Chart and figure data
= = =

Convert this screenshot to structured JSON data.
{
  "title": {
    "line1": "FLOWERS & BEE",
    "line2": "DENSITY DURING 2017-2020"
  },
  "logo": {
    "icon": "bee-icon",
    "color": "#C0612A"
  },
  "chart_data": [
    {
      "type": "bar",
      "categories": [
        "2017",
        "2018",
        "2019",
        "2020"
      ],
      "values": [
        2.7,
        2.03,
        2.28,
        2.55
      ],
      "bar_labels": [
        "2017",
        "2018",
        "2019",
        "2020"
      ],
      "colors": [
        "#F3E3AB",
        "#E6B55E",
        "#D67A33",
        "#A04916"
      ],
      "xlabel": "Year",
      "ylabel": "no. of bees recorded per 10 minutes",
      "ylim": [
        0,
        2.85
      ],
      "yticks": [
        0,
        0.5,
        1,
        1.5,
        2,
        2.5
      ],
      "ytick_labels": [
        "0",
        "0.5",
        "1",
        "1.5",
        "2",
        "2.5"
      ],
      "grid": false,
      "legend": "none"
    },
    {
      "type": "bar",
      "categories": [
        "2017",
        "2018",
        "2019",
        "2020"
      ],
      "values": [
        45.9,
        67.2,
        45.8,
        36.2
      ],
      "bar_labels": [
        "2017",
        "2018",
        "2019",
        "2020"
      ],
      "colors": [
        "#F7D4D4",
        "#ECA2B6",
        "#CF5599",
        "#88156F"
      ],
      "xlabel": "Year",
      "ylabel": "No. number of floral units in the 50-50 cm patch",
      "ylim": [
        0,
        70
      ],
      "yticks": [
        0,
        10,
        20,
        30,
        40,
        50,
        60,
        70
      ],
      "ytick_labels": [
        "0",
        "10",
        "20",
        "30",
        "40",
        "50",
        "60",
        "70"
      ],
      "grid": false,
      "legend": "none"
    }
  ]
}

= = =

◆ **Requirements**
All of the entries above need to be reproduced exactly.

◆ **Written solution**
Convert this screenshot to structured JSON data.
{
  "title": {
    "line1": "FLOWERS & BEE",
    "line2": "DENSITY DURING 2017-2020"
  },
  "logo": {
    "icon": "bee-icon",
    "color": "#C0612A"
  },
  "chart_data": [
    {
      "type": "bar",
      "categories": [
        "2017",
        "2018",
        "2019",
        "2020"
      ],
      "values": [
        2.7,
        2.03,
        2.28,
        2.55
      ],
      "bar_labels": [
        "2017",
        "2018",
        "2019",
        "2020"
      ],
      "colors": [
        "#F3E3AB",
        "#E6B55E",
        "#D67A33",
        "#A04916"
      ],
      "xlabel": "Year",
      "ylabel": "no. of bees recorded per 10 minutes",
      "ylim": [
        0,
        2.85
      ],
      "yticks": [
        0,
        0.5,
        1,
        1.5,
        2,
        2.5
      ],
      "ytick_labels": [
        "0",
        "0.5",
        "1",
        "1.5",
        "2",
        "2.5"
      ],
      "grid": false,
      "legend": "none"
    },
    {
      "type": "bar",
      "categories": [
        "2017",
        "2018",
        "2019",
        "2020"
      ],
      "values": [
        45.9,
        67.2,
        45.8,
        36.2
      ],
      "bar_labels": [
        "2017",
        "2018",
        "2019",
        "2020"
      ],
      "colors": [
        "#F7D4D4",
        "#ECA2B6",
        "#CF5599",
        "#88156F"
      ],
      "xlabel": "Year",
      "ylabel": "No. number of floral units in the 50-50 cm patch",
      "ylim": [
        0,
        70
      ],
      "yticks": [
        0,
        10,
        20,
        30,
        40,
        50,
        60,
        70
      ],
      "ytick_labels": [
        "0",
        "10",
        "20",
        "30",
        "40",
        "50",
        "60",
        "70"
      ],
      "grid": false,
      "legend": "none"
    }
  ]
}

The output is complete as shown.